- Task goal:
Write out the listing below again, precisely as it is given.

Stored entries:

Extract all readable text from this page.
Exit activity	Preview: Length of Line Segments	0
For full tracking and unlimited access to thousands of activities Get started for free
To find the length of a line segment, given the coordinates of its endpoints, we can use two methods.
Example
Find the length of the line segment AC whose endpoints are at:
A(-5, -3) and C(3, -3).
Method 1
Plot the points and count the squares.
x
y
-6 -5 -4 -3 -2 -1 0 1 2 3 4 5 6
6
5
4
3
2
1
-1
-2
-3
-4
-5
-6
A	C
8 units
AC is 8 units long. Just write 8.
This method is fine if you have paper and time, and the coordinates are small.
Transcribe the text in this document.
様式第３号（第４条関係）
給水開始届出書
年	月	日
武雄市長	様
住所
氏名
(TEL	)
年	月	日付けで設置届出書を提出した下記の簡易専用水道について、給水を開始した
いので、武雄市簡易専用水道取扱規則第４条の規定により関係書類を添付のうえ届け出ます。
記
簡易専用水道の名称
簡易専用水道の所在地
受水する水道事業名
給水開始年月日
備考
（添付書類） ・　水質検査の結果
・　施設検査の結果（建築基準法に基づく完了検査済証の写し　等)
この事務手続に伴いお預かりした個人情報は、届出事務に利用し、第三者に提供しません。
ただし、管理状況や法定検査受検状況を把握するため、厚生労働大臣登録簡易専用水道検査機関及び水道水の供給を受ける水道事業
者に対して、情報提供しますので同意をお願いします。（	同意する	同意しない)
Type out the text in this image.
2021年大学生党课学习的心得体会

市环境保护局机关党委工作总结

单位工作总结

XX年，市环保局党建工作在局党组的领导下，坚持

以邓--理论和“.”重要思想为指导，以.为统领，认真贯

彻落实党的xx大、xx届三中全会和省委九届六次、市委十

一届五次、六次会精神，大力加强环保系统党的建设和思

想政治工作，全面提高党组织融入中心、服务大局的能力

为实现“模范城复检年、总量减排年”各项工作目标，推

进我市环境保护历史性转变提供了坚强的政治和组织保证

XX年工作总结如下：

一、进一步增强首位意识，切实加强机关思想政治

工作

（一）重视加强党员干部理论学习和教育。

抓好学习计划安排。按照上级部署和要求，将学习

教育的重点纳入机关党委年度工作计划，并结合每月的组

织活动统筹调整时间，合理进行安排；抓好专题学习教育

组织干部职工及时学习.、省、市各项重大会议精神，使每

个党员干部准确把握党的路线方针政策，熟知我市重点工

- Full response:
Extract all readable text from this page.
Exit activity	Preview: Length of Line Segments	0
For full tracking and unlimited access to thousands of activities Get started for free
To find the length of a line segment, given the coordinates of its endpoints, we can use two methods.
Example
Find the length of the line segment AC whose endpoints are at:
A(-5, -3) and C(3, -3).
Method 1
Plot the points and count the squares.
x
y
-6 -5 -4 -3 -2 -1 0 1 2 3 4 5 6
6
5
4
3
2
1
-1
-2
-3
-4
-5
-6
A	C
8 units
AC is 8 units long. Just write 8.
This method is fine if you have paper and time, and the coordinates are small.
Transcribe the text in this document.
様式第３号（第４条関係）
給水開始届出書
年	月	日
武雄市長	様
住所
氏名
(TEL	)
年	月	日付けで設置届出書を提出した下記の簡易専用水道について、給水を開始した
いので、武雄市簡易専用水道取扱規則第４条の規定により関係書類を添付のうえ届け出ます。
記
簡易専用水道の名称
簡易専用水道の所在地
受水する水道事業名
給水開始年月日
備考
（添付書類） ・　水質検査の結果
・　施設検査の結果（建築基準法に基づく完了検査済証の写し　等)
この事務手続に伴いお預かりした個人情報は、届出事務に利用し、第三者に提供しません。
ただし、管理状況や法定検査受検状況を把握するため、厚生労働大臣登録簡易専用水道検査機関及び水道水の供給を受ける水道事業
者に対して、情報提供しますので同意をお願いします。（	同意する	同意しない)
Type out the text in this image.
2021年大学生党课学习的心得体会

市环境保护局机关党委工作总结

单位工作总结

XX年，市环保局党建工作在局党组的领导下，坚持

以邓--理论和“.”重要思想为指导，以.为统领，认真贯

彻落实党的xx大、xx届三中全会和省委九届六次、市委十

一届五次、六次会精神，大力加强环保系统党的建设和思

想政治工作，全面提高党组织融入中心、服务大局的能力

为实现“模范城复检年、总量减排年”各项工作目标，推

进我市环境保护历史性转变提供了坚强的政治和组织保证

XX年工作总结如下：

一、进一步增强首位意识，切实加强机关思想政治

工作

（一）重视加强党员干部理论学习和教育。

抓好学习计划安排。按照上级部署和要求，将学习

教育的重点纳入机关党委年度工作计划，并结合每月的组

织活动统筹调整时间，合理进行安排；抓好专题学习教育

组织干部职工及时学习.、省、市各项重大会议精神，使每

个党员干部准确把握党的路线方针政策，熟知我市重点工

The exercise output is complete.